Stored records
-- start --

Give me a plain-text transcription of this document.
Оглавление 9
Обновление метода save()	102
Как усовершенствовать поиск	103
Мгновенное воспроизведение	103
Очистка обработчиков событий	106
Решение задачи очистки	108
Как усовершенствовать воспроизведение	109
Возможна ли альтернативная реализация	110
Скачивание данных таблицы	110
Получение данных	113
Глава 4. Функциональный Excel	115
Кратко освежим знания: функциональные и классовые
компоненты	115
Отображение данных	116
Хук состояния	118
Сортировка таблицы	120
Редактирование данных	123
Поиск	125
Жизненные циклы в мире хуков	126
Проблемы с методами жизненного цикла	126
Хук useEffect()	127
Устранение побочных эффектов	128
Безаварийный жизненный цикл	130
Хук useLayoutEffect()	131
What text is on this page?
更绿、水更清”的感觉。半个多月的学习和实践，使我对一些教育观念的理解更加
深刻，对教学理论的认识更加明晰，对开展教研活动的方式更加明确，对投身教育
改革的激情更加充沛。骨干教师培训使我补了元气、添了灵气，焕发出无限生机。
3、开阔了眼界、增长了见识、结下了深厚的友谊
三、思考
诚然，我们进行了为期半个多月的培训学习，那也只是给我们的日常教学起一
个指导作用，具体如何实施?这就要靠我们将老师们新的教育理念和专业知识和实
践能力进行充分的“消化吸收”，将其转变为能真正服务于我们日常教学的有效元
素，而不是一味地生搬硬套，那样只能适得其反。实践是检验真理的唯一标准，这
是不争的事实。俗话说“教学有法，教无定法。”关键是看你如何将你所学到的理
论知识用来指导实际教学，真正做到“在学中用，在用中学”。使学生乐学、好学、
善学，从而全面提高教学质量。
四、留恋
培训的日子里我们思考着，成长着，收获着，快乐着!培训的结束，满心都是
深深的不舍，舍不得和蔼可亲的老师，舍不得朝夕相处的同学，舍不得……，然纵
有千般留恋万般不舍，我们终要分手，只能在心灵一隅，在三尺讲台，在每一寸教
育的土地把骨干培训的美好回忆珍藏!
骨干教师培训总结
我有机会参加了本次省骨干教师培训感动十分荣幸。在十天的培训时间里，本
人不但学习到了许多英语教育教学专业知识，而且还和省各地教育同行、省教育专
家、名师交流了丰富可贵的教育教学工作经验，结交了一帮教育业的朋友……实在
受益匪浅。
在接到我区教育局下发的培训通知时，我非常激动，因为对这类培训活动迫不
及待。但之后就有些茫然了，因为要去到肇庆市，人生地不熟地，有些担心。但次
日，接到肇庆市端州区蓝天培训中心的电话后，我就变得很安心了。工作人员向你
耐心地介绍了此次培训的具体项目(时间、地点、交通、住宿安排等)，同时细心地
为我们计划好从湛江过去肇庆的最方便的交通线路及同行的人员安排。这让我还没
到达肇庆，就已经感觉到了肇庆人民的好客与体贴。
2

-- end --

== GOAL OF THE EXERCISE ==
Identify the lines of the data that contain the word "таблицы". Copy each of them.

== REPLY TO THE TASK ==
Скачивание данных таблицы	110
Сортировка таблицы	120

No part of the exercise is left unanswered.